[WHAT THIS TASK INVOLVES]:
Which lines in the material below contain the word "JSON"? Copy each of them.

[TASK DATA]:
┌──

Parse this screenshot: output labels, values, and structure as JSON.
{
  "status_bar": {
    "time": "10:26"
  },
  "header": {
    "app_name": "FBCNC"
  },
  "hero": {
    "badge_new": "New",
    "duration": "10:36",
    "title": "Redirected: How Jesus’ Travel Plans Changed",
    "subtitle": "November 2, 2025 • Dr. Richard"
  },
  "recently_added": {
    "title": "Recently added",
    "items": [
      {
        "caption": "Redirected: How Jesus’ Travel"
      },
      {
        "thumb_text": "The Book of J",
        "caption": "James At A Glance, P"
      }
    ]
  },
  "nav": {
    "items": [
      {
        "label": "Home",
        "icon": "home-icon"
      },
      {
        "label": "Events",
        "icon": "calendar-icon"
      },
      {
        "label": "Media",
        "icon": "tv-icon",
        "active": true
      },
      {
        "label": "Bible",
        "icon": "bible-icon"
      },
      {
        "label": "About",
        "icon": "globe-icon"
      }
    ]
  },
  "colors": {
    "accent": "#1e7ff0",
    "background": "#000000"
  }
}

└──
┌──

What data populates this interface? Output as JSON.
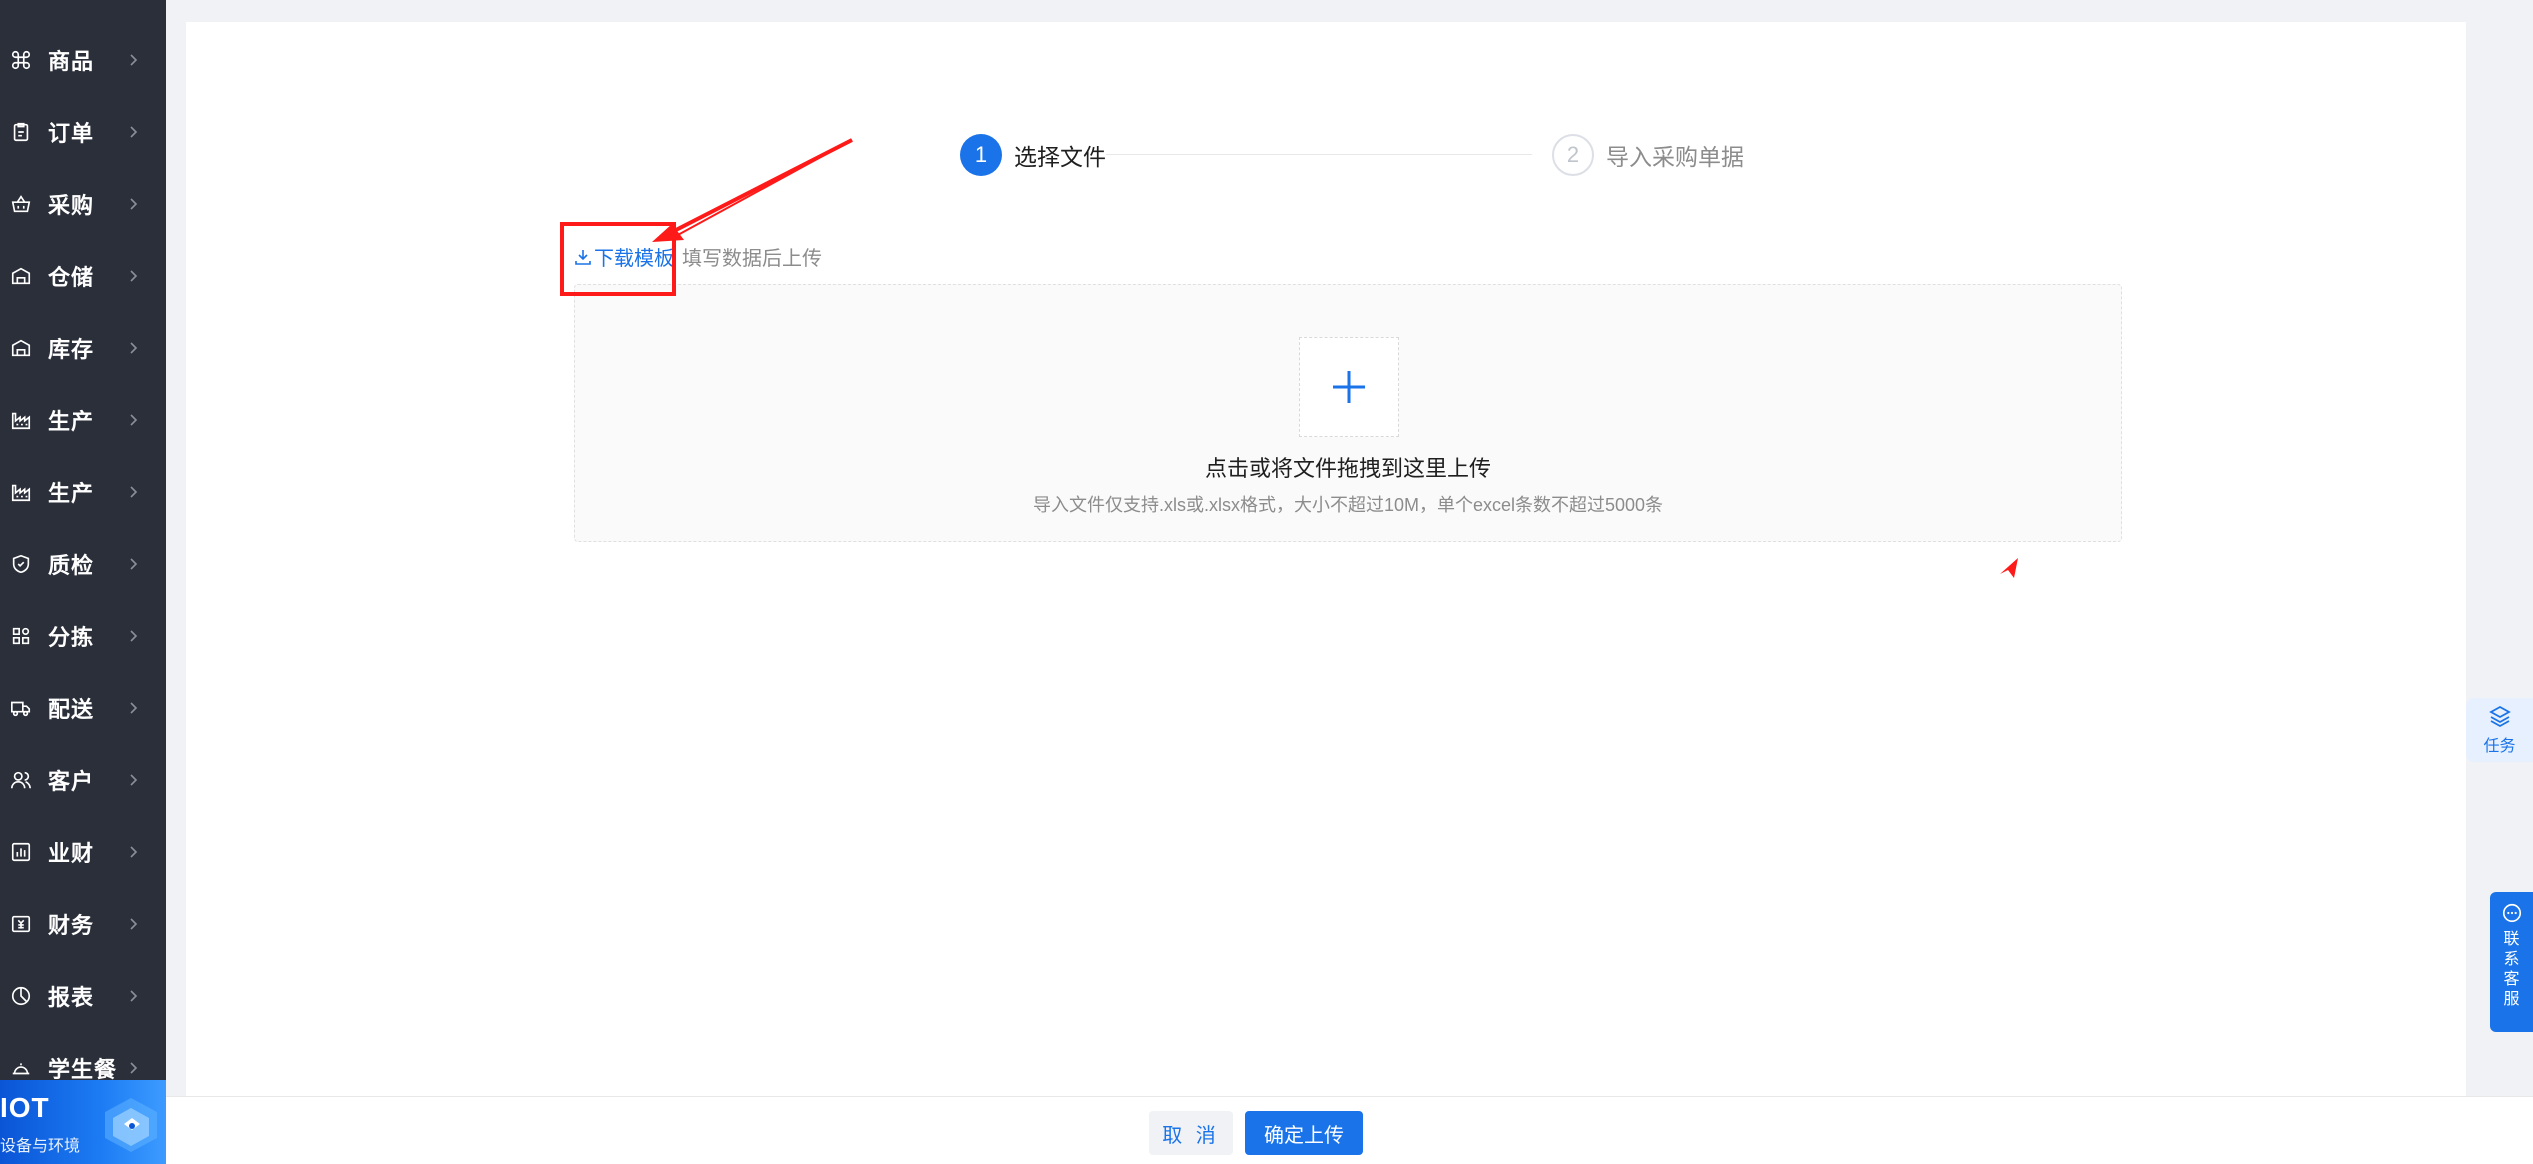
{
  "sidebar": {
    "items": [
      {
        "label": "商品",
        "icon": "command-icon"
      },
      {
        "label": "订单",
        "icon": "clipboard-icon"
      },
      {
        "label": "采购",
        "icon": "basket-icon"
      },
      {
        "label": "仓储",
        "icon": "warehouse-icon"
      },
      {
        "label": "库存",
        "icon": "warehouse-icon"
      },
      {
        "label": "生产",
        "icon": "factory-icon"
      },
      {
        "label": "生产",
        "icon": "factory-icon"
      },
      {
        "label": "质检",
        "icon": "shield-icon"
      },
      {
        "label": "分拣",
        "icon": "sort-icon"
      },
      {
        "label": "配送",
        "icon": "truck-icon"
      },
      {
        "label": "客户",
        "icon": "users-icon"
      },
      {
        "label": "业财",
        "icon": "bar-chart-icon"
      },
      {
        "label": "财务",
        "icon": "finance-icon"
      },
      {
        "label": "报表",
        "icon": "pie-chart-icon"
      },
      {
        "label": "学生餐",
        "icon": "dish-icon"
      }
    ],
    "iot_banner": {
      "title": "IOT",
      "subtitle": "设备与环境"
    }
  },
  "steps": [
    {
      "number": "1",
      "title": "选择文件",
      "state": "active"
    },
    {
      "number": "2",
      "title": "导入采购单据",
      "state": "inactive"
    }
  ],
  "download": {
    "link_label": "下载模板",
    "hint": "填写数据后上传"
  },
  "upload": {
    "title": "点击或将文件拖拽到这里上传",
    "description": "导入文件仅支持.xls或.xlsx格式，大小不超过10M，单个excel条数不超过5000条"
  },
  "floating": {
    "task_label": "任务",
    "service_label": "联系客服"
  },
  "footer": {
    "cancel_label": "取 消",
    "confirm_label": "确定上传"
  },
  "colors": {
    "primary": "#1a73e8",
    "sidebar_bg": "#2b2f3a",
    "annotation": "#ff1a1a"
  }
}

└──

[WRITTEN REPLY]:
Parse this screenshot: output labels, values, and structure as JSON.
What data populates this interface? Output as JSON.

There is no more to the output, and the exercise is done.